- [What is asked]: Copy the records below exactly, omitting any pictures they contain.
====== Provided data
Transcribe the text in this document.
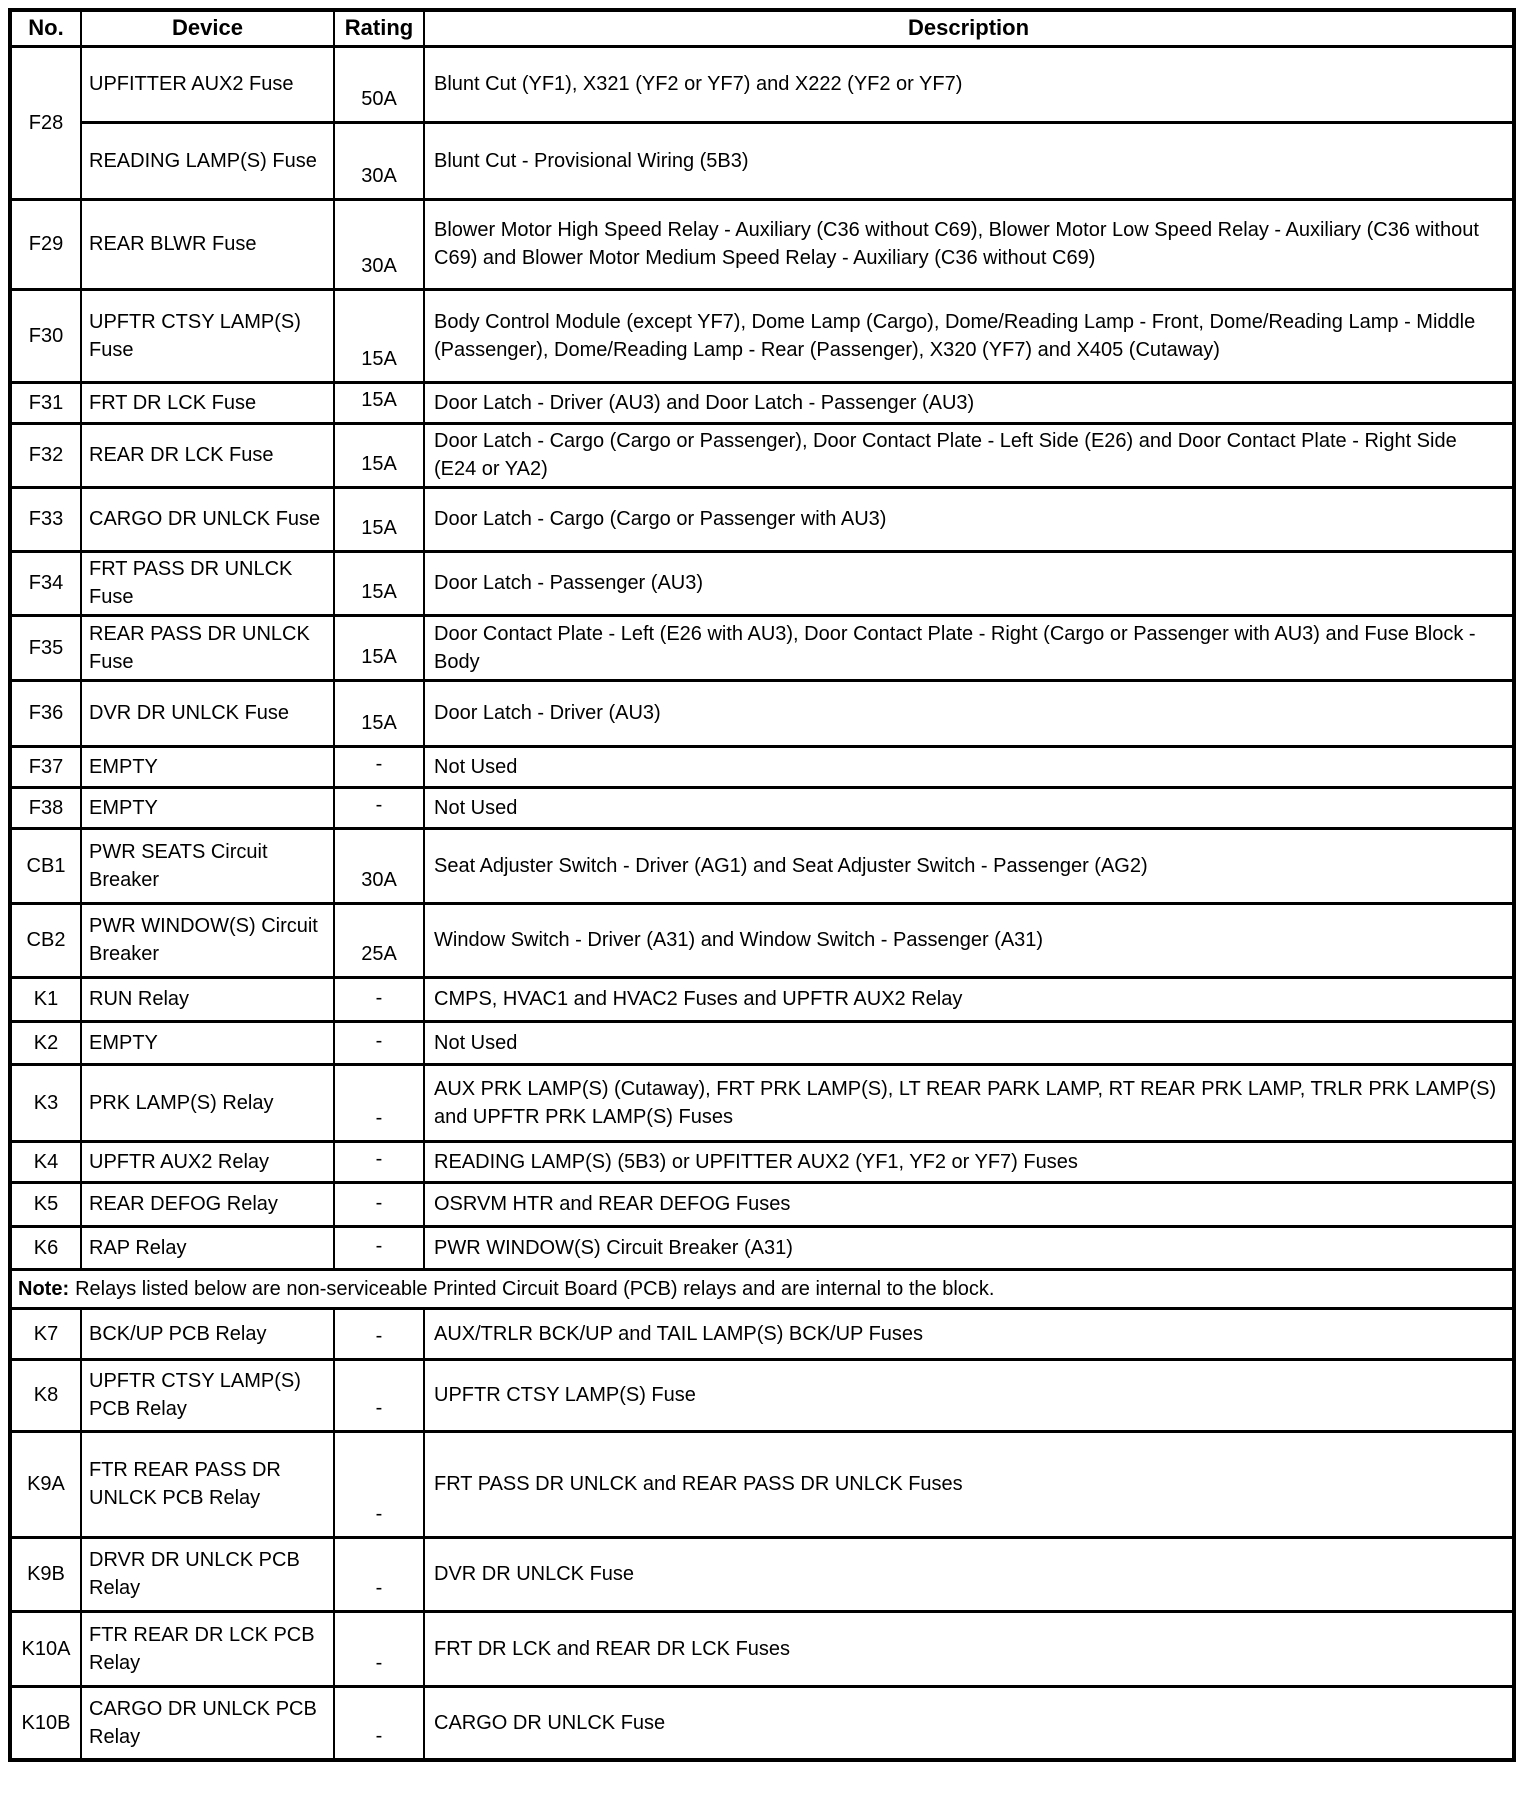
No.	Device	Rating	Description
F28	UPFITTER AUX2 Fuse	50A	Blunt Cut (YF1), X321 (YF2 or YF7) and X222 (YF2 or YF7)
	READING LAMP(S) Fuse	30A	Blunt Cut - Provisional Wiring (5B3)
F29	REAR BLWR Fuse	30A	Blower Motor High Speed Relay - Auxiliary (C36 without C69), Blower Motor Low Speed Relay - Auxiliary (C36 without C69) and Blower Motor Medium Speed Relay - Auxiliary (C36 without C69)
F30	UPFTR CTSY LAMP(S) Fuse	15A	Body Control Module (except YF7), Dome Lamp (Cargo), Dome/Reading Lamp - Front, Dome/Reading Lamp - Middle (Passenger), Dome/Reading Lamp - Rear (Passenger), X320 (YF7) and X405 (Cutaway)
F31	FRT DR LCK Fuse	15A	Door Latch - Driver (AU3) and Door Latch - Passenger (AU3)
F32	REAR DR LCK Fuse	15A	Door Latch - Cargo (Cargo or Passenger), Door Contact Plate - Left Side (E26) and Door Contact Plate - Right Side (E24 or YA2)
F33	CARGO DR UNLCK Fuse	15A	Door Latch - Cargo (Cargo or Passenger with AU3)
F34	FRT PASS DR UNLCK Fuse	15A	Door Latch - Passenger (AU3)
F35	REAR PASS DR UNLCK Fuse	15A	Door Contact Plate - Left (E26 with AU3), Door Contact Plate - Right (Cargo or Passenger with AU3) and Fuse Block - Body
F36	DVR DR UNLCK Fuse	15A	Door Latch - Driver (AU3)
F37	EMPTY	-	Not Used
F38	EMPTY	-	Not Used
CB1	PWR SEATS Circuit Breaker	30A	Seat Adjuster Switch - Driver (AG1) and Seat Adjuster Switch - Passenger (AG2)
CB2	PWR WINDOW(S) Circuit Breaker	25A	Window Switch - Driver (A31) and Window Switch - Passenger (A31)
K1	RUN Relay	-	CMPS, HVAC1 and HVAC2 Fuses and UPFTR AUX2 Relay
K2	EMPTY	-	Not Used
K3	PRK LAMP(S) Relay	-	AUX PRK LAMP(S) (Cutaway), FRT PRK LAMP(S), LT REAR PARK LAMP, RT REAR PRK LAMP, TRLR PRK LAMP(S) and UPFTR PRK LAMP(S) Fuses
K4	UPFTR AUX2 Relay	-	READING LAMP(S) (5B3) or UPFITTER AUX2 (YF1, YF2 or YF7) Fuses
K5	REAR DEFOG Relay	-	OSRVM HTR and REAR DEFOG Fuses
K6	RAP Relay	-	PWR WINDOW(S) Circuit Breaker (A31)
Note: Relays listed below are non-serviceable Printed Circuit Board (PCB) relays and are internal to the block.			
K7	BCK/UP PCB Relay	-	AUX/TRLR BCK/UP and TAIL LAMP(S) BCK/UP Fuses
K8	UPFTR CTSY LAMP(S) PCB Relay	-	UPFTR CTSY LAMP(S) Fuse
K9A	FTR REAR PASS DR UNLCK PCB Relay	-	FRT PASS DR UNLCK and REAR PASS DR UNLCK Fuses
K9B	DRVR DR UNLCK PCB Relay	-	DVR DR UNLCK Fuse
K10A	FTR REAR DR LCK PCB Relay	-	FRT DR LCK and REAR DR LCK Fuses
K10B	CARGO DR UNLCK PCB Relay	-	CARGO DR UNLCK Fuse
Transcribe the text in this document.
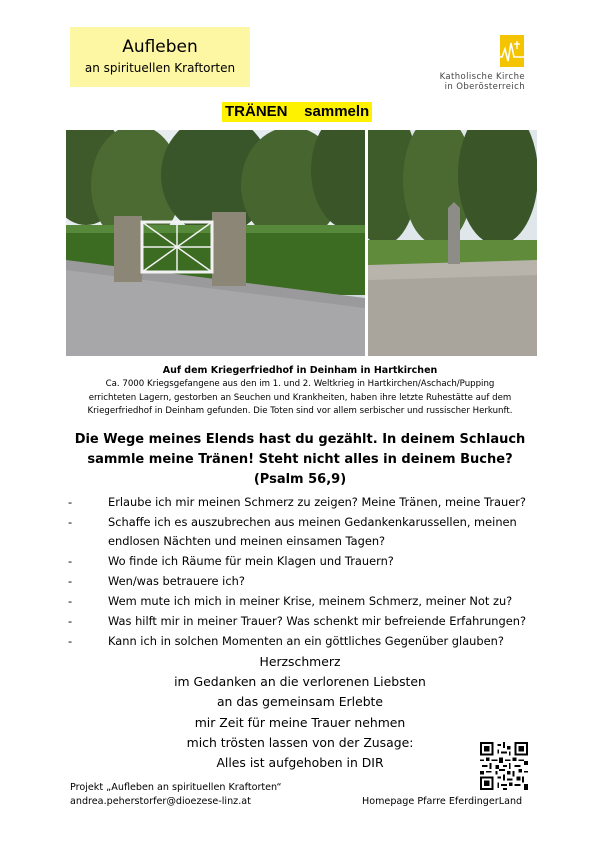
Aufleben
an spirituellen Kraftorten
Katholische Kirche
in Oberösterreich
TRÄNEN    sammeln
Auf dem Kriegerfriedhof in Deinham in Hartkirchen
Ca. 7000 Kriegsgefangene aus den im 1. und 2. Weltkrieg in Hartkirchen/Aschach/Pupping
errichteten Lagern, gestorben an Seuchen und Krankheiten, haben ihre letzte Ruhestätte auf dem
Kriegerfriedhof in Deinham gefunden. Die Toten sind vor allem serbischer und russischer Herkunft.
Die Wege meines Elends hast du gezählt. In deinem Schlauch
sammle meine Tränen! Steht nicht alles in deinem Buche?
(Psalm 56,9)
-	Erlaube ich mir meinen Schmerz zu zeigen? Meine Tränen, meine Trauer?
-	Schaffe ich es auszubrechen aus meinen Gedankenkarussellen, meinen endlosen Nächten und meinen einsamen Tagen?
-	Wo finde ich Räume für mein Klagen und Trauern?
-	Wen/was betrauere ich?
-	Wem mute ich mich in meiner Krise, meinem Schmerz, meiner Not zu?
-	Was hilft mir in meiner Trauer? Was schenkt mir befreiende Erfahrungen?
-	Kann ich in solchen Momenten an ein göttliches Gegenüber glauben?
Herzschmerz
im Gedanken an die verlorenen Liebsten
an das gemeinsam Erlebte
mir Zeit für meine Trauer nehmen
mich trösten lassen von der Zusage:
Alles ist aufgehoben in DIR
Projekt „Aufleben an spirituellen Kraftorten“
andrea.peherstorfer@dioezese-linz.at	Homepage Pfarre EferdingerLand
============
- [Written solution]:
Transcribe the text in this document.
No.	Device	Rating	Description
F28	UPFITTER AUX2 Fuse	50A	Blunt Cut (YF1), X321 (YF2 or YF7) and X222 (YF2 or YF7)
	READING LAMP(S) Fuse	30A	Blunt Cut - Provisional Wiring (5B3)
F29	REAR BLWR Fuse	30A	Blower Motor High Speed Relay - Auxiliary (C36 without C69), Blower Motor Low Speed Relay - Auxiliary (C36 without C69) and Blower Motor Medium Speed Relay - Auxiliary (C36 without C69)
F30	UPFTR CTSY LAMP(S) Fuse	15A	Body Control Module (except YF7), Dome Lamp (Cargo), Dome/Reading Lamp - Front, Dome/Reading Lamp - Middle (Passenger), Dome/Reading Lamp - Rear (Passenger), X320 (YF7) and X405 (Cutaway)
F31	FRT DR LCK Fuse	15A	Door Latch - Driver (AU3) and Door Latch - Passenger (AU3)
F32	REAR DR LCK Fuse	15A	Door Latch - Cargo (Cargo or Passenger), Door Contact Plate - Left Side (E26) and Door Contact Plate - Right Side (E24 or YA2)
F33	CARGO DR UNLCK Fuse	15A	Door Latch - Cargo (Cargo or Passenger with AU3)
F34	FRT PASS DR UNLCK Fuse	15A	Door Latch - Passenger (AU3)
F35	REAR PASS DR UNLCK Fuse	15A	Door Contact Plate - Left (E26 with AU3), Door Contact Plate - Right (Cargo or Passenger with AU3) and Fuse Block - Body
F36	DVR DR UNLCK Fuse	15A	Door Latch - Driver (AU3)
F37	EMPTY	-	Not Used
F38	EMPTY	-	Not Used
CB1	PWR SEATS Circuit Breaker	30A	Seat Adjuster Switch - Driver (AG1) and Seat Adjuster Switch - Passenger (AG2)
CB2	PWR WINDOW(S) Circuit Breaker	25A	Window Switch - Driver (A31) and Window Switch - Passenger (A31)
K1	RUN Relay	-	CMPS, HVAC1 and HVAC2 Fuses and UPFTR AUX2 Relay
K2	EMPTY	-	Not Used
K3	PRK LAMP(S) Relay	-	AUX PRK LAMP(S) (Cutaway), FRT PRK LAMP(S), LT REAR PARK LAMP, RT REAR PRK LAMP, TRLR PRK LAMP(S) and UPFTR PRK LAMP(S) Fuses
K4	UPFTR AUX2 Relay	-	READING LAMP(S) (5B3) or UPFITTER AUX2 (YF1, YF2 or YF7) Fuses
K5	REAR DEFOG Relay	-	OSRVM HTR and REAR DEFOG Fuses
K6	RAP Relay	-	PWR WINDOW(S) Circuit Breaker (A31)
Note: Relays listed below are non-serviceable Printed Circuit Board (PCB) relays and are internal to the block.			
K7	BCK/UP PCB Relay	-	AUX/TRLR BCK/UP and TAIL LAMP(S) BCK/UP Fuses
K8	UPFTR CTSY LAMP(S) PCB Relay	-	UPFTR CTSY LAMP(S) Fuse
K9A	FTR REAR PASS DR UNLCK PCB Relay	-	FRT PASS DR UNLCK and REAR PASS DR UNLCK Fuses
K9B	DRVR DR UNLCK PCB Relay	-	DVR DR UNLCK Fuse
K10A	FTR REAR DR LCK PCB Relay	-	FRT DR LCK and REAR DR LCK Fuses
K10B	CARGO DR UNLCK PCB Relay	-	CARGO DR UNLCK Fuse
Transcribe the text in this document.
Aufleben
an spirituellen Kraftorten
Katholische Kirche
in Oberösterreich
TRÄNEN    sammeln
Auf dem Kriegerfriedhof in Deinham in Hartkirchen
Ca. 7000 Kriegsgefangene aus den im 1. und 2. Weltkrieg in Hartkirchen/Aschach/Pupping
errichteten Lagern, gestorben an Seuchen und Krankheiten, haben ihre letzte Ruhestätte auf dem
Kriegerfriedhof in Deinham gefunden. Die Toten sind vor allem serbischer und russischer Herkunft.
Die Wege meines Elends hast du gezählt. In deinem Schlauch
sammle meine Tränen! Steht nicht alles in deinem Buche?
(Psalm 56,9)
-	Erlaube ich mir meinen Schmerz zu zeigen? Meine Tränen, meine Trauer?
-	Schaffe ich es auszubrechen aus meinen Gedankenkarussellen, meinen endlosen Nächten und meinen einsamen Tagen?
-	Wo finde ich Räume für mein Klagen und Trauern?
-	Wen/was betrauere ich?
-	Wem mute ich mich in meiner Krise, meinem Schmerz, meiner Not zu?
-	Was hilft mir in meiner Trauer? Was schenkt mir befreiende Erfahrungen?
-	Kann ich in solchen Momenten an ein göttliches Gegenüber glauben?
Herzschmerz
im Gedanken an die verlorenen Liebsten
an das gemeinsam Erlebte
mir Zeit für meine Trauer nehmen
mich trösten lassen von der Zusage:
Alles ist aufgehoben in DIR
Projekt „Aufleben an spirituellen Kraftorten“
andrea.peherstorfer@dioezese-linz.at	Homepage Pfarre EferdingerLand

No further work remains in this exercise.